◆ Data records:
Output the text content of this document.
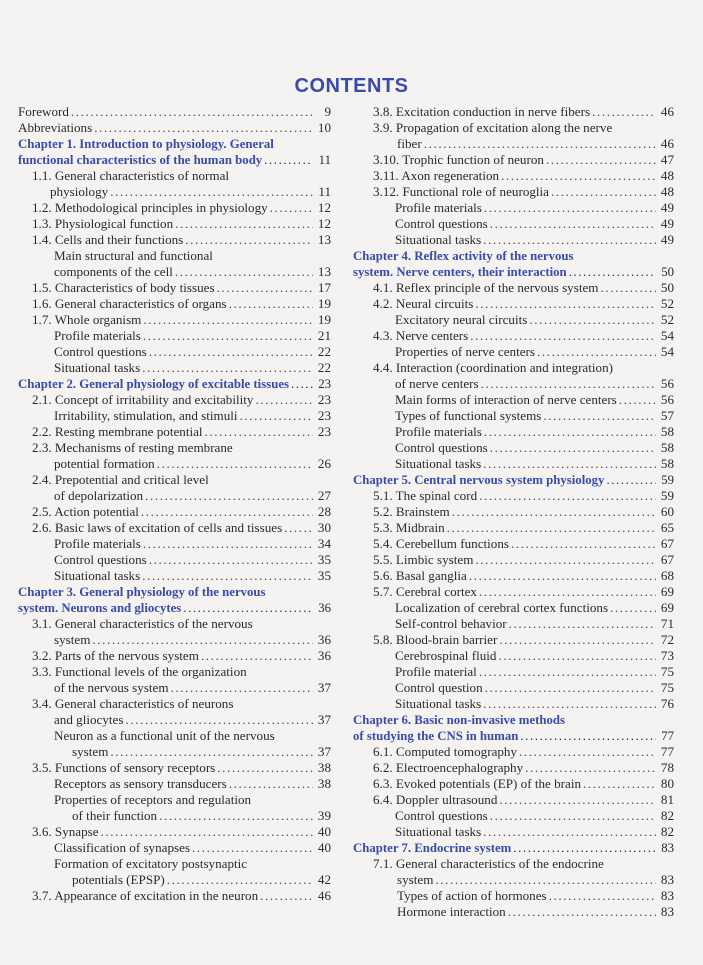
CONTENTS
Foreword .....	9
Abbreviations .....	10
Chapter 1. Introduction to physiology. General
functional characteristics of the human body .....	11
1.1. General characteristics of normal
physiology .....	11
1.2. Methodological principles in physiology .....	12
1.3. Physiological function .....	12
1.4. Cells and their functions .....	13
Main structural and functional
components of the cell .....	13
1.5. Characteristics of body tissues .....	17
1.6. General characteristics of organs .....	19
1.7. Whole organism .....	19
Profile materials .....	21
Control questions .....	22
Situational tasks .....	22
Chapter 2. General physiology of excitable tissues ..... 23
2.1. Concept of irritability and excitability .....	23
Irritability, stimulation, and stimuli .....	23
2.2. Resting membrane potential .....	23
2.3. Mechanisms of resting membrane
potential formation .....	26
2.4. Prepotential and critical level
of depolarization .....	27
2.5. Action potential .....	28
2.6. Basic laws of excitation of cells and tissues .....	30
Profile materials .....	34
Control questions .....	35
Situational tasks .....	35
Chapter 3. General physiology of the nervous
system. Neurons and gliocytes .....	36
3.1. General characteristics of the nervous
system .....	36
3.2. Parts of the nervous system .....	36
3.3. Functional levels of the organization
of the nervous system .....	37
3.4. General characteristics of neurons
and gliocytes .....	37
Neuron as a functional unit of the nervous
system .....	37
3.5. Functions of sensory receptors .....	38
Receptors as sensory transducers .....	38
Properties of receptors and regulation
of their function .....	39
3.6. Synapse .....	40
Classification of synapses .....	40
Formation of excitatory postsynaptic
potentials (EPSP) .....	42
3.7. Appearance of excitation in the neuron .....	46
3.8. Excitation conduction in nerve fibers .....	46
3.9. Propagation of excitation along the nerve
fiber .....	46
3.10. Trophic function of neuron .....	47
3.11. Axon regeneration .....	48
3.12. Functional role of neuroglia .....	48
Profile materials .....	49
Control questions .....	49
Situational tasks .....	49
Chapter 4. Reflex activity of the nervous
system. Nerve centers, their interaction .....	50
4.1. Reflex principle of the nervous system .....	50
4.2. Neural circuits .....	52
Excitatory neural circuits .....	52
4.3. Nerve centers .....	54
Properties of nerve centers .....	54
4.4. Interaction (coordination and integration)
of nerve centers .....	56
Main forms of interaction of nerve centers .....	56
Types of functional systems .....	57
Profile materials .....	58
Control questions .....	58
Situational tasks .....	58
Chapter 5. Central nervous system physiology .....	59
5.1. The spinal cord .....	59
5.2. Brainstem .....	60
5.3. Midbrain .....	65
5.4. Cerebellum functions .....	67
5.5. Limbic system .....	67
5.6. Basal ganglia .....	68
5.7. Cerebral cortex .....	69
Localization of cerebral cortex functions .....	69
Self-control behavior .....	71
5.8. Blood-brain barrier .....	72
Cerebrospinal fluid .....	73
Profile material .....	75
Control question .....	75
Situational tasks .....	76
Chapter 6. Basic non-invasive methods
of studying the CNS in human .....	77
6.1. Computed tomography .....	77
6.2. Electroencephalography .....	78
6.3. Evoked potentials (EP) of the brain .....	80
6.4. Doppler ultrasound .....	81
Control questions .....	82
Situational tasks .....	82
Chapter 7. Endocrine system .....	83
7.1. General characteristics of the endocrine
system .....	83
Types of action of hormones .....	83
Hormone interaction .....	83
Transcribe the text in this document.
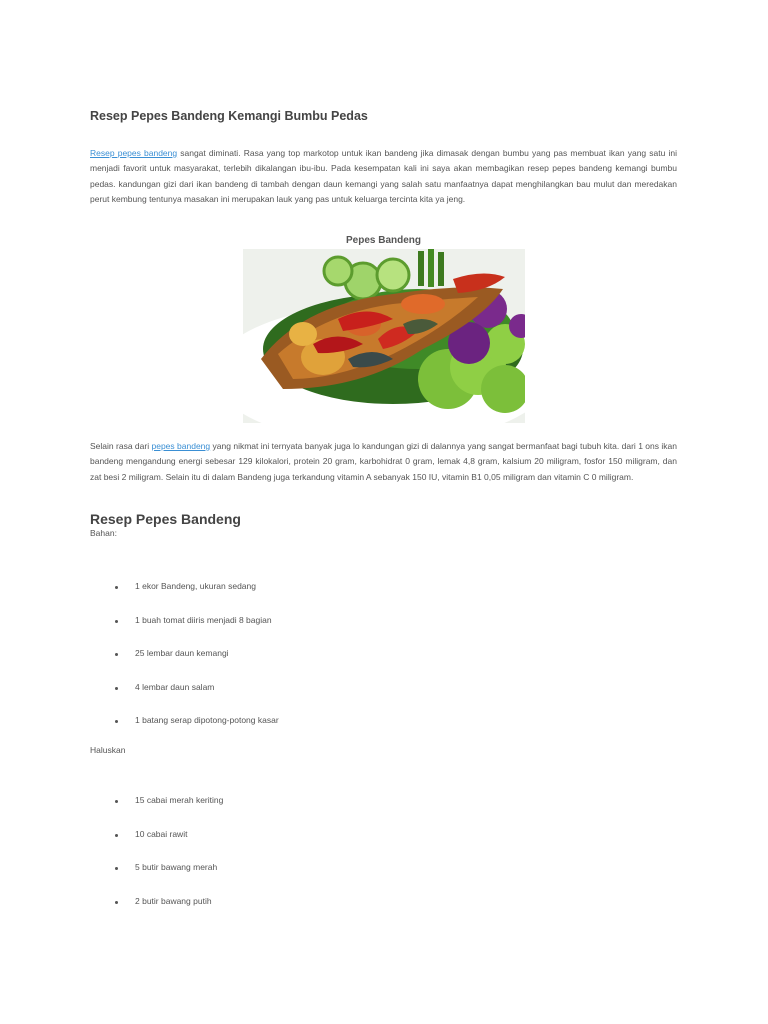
Resep Pepes Bandeng Kemangi Bumbu Pedas

Resep pepes bandeng sangat diminati. Rasa yang top markotop untuk ikan bandeng jika dimasak dengan bumbu yang pas membuat ikan yang satu ini menjadi favorit untuk masyarakat, terlebih dikalangan ibu-ibu. Pada kesempatan kali ini saya akan membagikan resep pepes bandeng kemangi bumbu pedas. kandungan gizi dari ikan bandeng di tambah dengan daun kemangi yang salah satu manfaatnya dapat menghilangkan bau mulut dan meredakan perut kembung tentunya masakan ini merupakan lauk yang pas untuk keluarga tercinta kita ya jeng.

Pepes Bandeng

Selain rasa dari pepes bandeng yang nikmat ini ternyata banyak juga lo kandungan gizi di dalannya yang sangat bermanfaat bagi tubuh kita. dari 1 ons ikan bandeng mengandung energi sebesar 129 kilokalori, protein 20 gram, karbohidrat 0 gram, lemak 4,8 gram, kalsium 20 miligram, fosfor 150 miligram, dan zat besi 2 miligram. Selain itu di dalam Bandeng juga terkandung vitamin A sebanyak 150 IU, vitamin B1 0,05 miligram dan vitamin C 0 miligram.

Resep Pepes Bandeng
Bahan:
1 ekor Bandeng, ukuran sedang
1 buah tomat diiris menjadi 8 bagian
25 lembar daun kemangi
4 lembar daun salam
1 batang serap dipotong-potong kasar
Haluskan
15 cabai merah keriting
10 cabai rawit
5 butir bawang merah
2 butir bawang putih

◆ Try it:
No pictures, please. Output the listing above exactly as it stands.

◆ Task answer:
Output the text content of this document.
CONTENTS
Foreword .....	9
Abbreviations .....	10
Chapter 1. Introduction to physiology. General
functional characteristics of the human body .....	11
1.1. General characteristics of normal
physiology .....	11
1.2. Methodological principles in physiology .....	12
1.3. Physiological function .....	12
1.4. Cells and their functions .....	13
Main structural and functional
components of the cell .....	13
1.5. Characteristics of body tissues .....	17
1.6. General characteristics of organs .....	19
1.7. Whole organism .....	19
Profile materials .....	21
Control questions .....	22
Situational tasks .....	22
Chapter 2. General physiology of excitable tissues ..... 23
2.1. Concept of irritability and excitability .....	23
Irritability, stimulation, and stimuli .....	23
2.2. Resting membrane potential .....	23
2.3. Mechanisms of resting membrane
potential formation .....	26
2.4. Prepotential and critical level
of depolarization .....	27
2.5. Action potential .....	28
2.6. Basic laws of excitation of cells and tissues .....	30
Profile materials .....	34
Control questions .....	35
Situational tasks .....	35
Chapter 3. General physiology of the nervous
system. Neurons and gliocytes .....	36
3.1. General characteristics of the nervous
system .....	36
3.2. Parts of the nervous system .....	36
3.3. Functional levels of the organization
of the nervous system .....	37
3.4. General characteristics of neurons
and gliocytes .....	37
Neuron as a functional unit of the nervous
system .....	37
3.5. Functions of sensory receptors .....	38
Receptors as sensory transducers .....	38
Properties of receptors and regulation
of their function .....	39
3.6. Synapse .....	40
Classification of synapses .....	40
Formation of excitatory postsynaptic
potentials (EPSP) .....	42
3.7. Appearance of excitation in the neuron .....	46
3.8. Excitation conduction in nerve fibers .....	46
3.9. Propagation of excitation along the nerve
fiber .....	46
3.10. Trophic function of neuron .....	47
3.11. Axon regeneration .....	48
3.12. Functional role of neuroglia .....	48
Profile materials .....	49
Control questions .....	49
Situational tasks .....	49
Chapter 4. Reflex activity of the nervous
system. Nerve centers, their interaction .....	50
4.1. Reflex principle of the nervous system .....	50
4.2. Neural circuits .....	52
Excitatory neural circuits .....	52
4.3. Nerve centers .....	54
Properties of nerve centers .....	54
4.4. Interaction (coordination and integration)
of nerve centers .....	56
Main forms of interaction of nerve centers .....	56
Types of functional systems .....	57
Profile materials .....	58
Control questions .....	58
Situational tasks .....	58
Chapter 5. Central nervous system physiology .....	59
5.1. The spinal cord .....	59
5.2. Brainstem .....	60
5.3. Midbrain .....	65
5.4. Cerebellum functions .....	67
5.5. Limbic system .....	67
5.6. Basal ganglia .....	68
5.7. Cerebral cortex .....	69
Localization of cerebral cortex functions .....	69
Self-control behavior .....	71
5.8. Blood-brain barrier .....	72
Cerebrospinal fluid .....	73
Profile material .....	75
Control question .....	75
Situational tasks .....	76
Chapter 6. Basic non-invasive methods
of studying the CNS in human .....	77
6.1. Computed tomography .....	77
6.2. Electroencephalography .....	78
6.3. Evoked potentials (EP) of the brain .....	80
6.4. Doppler ultrasound .....	81
Control questions .....	82
Situational tasks .....	82
Chapter 7. Endocrine system .....	83
7.1. General characteristics of the endocrine
system .....	83
Types of action of hormones .....	83
Hormone interaction .....	83
Transcribe the text in this document.
Resep Pepes Bandeng Kemangi Bumbu Pedas

Resep pepes bandeng sangat diminati. Rasa yang top markotop untuk ikan bandeng jika dimasak dengan bumbu yang pas membuat ikan yang satu ini menjadi favorit untuk masyarakat, terlebih dikalangan ibu-ibu. Pada kesempatan kali ini saya akan membagikan resep pepes bandeng kemangi bumbu pedas. kandungan gizi dari ikan bandeng di tambah dengan daun kemangi yang salah satu manfaatnya dapat menghilangkan bau mulut dan meredakan perut kembung tentunya masakan ini merupakan lauk yang pas untuk keluarga tercinta kita ya jeng.

Pepes Bandeng

Selain rasa dari pepes bandeng yang nikmat ini ternyata banyak juga lo kandungan gizi di dalannya yang sangat bermanfaat bagi tubuh kita. dari 1 ons ikan bandeng mengandung energi sebesar 129 kilokalori, protein 20 gram, karbohidrat 0 gram, lemak 4,8 gram, kalsium 20 miligram, fosfor 150 miligram, dan zat besi 2 miligram. Selain itu di dalam Bandeng juga terkandung vitamin A sebanyak 150 IU, vitamin B1 0,05 miligram dan vitamin C 0 miligram.

Resep Pepes Bandeng
Bahan:
1 ekor Bandeng, ukuran sedang
1 buah tomat diiris menjadi 8 bagian
25 lembar daun kemangi
4 lembar daun salam
1 batang serap dipotong-potong kasar
Haluskan
15 cabai merah keriting
10 cabai rawit
5 butir bawang merah
2 butir bawang putih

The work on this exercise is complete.